**Task data**
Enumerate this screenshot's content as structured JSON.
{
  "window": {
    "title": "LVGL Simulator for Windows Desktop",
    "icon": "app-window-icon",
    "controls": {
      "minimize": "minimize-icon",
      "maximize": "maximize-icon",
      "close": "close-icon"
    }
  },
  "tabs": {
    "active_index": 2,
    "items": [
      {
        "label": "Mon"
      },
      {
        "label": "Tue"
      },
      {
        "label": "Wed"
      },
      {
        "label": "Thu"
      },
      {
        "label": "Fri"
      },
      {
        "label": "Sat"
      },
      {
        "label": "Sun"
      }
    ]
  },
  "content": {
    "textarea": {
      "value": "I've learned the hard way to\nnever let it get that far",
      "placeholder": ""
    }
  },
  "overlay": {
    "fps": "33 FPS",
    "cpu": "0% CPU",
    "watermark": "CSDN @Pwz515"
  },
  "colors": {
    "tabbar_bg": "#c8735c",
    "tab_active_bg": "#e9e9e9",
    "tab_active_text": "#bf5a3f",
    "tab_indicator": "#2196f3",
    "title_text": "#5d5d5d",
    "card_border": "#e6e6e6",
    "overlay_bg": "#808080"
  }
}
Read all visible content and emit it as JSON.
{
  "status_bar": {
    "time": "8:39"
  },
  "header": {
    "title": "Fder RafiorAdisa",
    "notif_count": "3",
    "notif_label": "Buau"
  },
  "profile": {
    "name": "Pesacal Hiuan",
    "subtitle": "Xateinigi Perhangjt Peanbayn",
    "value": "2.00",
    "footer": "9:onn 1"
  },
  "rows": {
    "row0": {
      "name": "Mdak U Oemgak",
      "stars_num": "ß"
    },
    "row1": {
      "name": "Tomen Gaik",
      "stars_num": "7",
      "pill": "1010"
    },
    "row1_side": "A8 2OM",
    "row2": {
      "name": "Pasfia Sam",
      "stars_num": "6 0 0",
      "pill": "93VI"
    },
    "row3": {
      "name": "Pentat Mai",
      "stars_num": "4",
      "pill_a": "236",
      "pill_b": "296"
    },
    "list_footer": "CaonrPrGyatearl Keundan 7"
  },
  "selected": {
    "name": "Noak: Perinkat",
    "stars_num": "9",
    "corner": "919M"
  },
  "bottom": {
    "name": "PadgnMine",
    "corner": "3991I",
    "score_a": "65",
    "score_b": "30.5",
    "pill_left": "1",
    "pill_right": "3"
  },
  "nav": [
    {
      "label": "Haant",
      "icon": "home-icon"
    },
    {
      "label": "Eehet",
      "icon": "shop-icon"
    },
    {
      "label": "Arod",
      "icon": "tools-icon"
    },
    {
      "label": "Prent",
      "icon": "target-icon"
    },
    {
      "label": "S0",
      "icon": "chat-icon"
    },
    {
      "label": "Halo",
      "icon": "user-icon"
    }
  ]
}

**Short task**
Copy in full each line that holds the word "value".

**Exercise answer**
      "value": "I've learned the hard way to\nnever let it get that far",
    "value": "2.00",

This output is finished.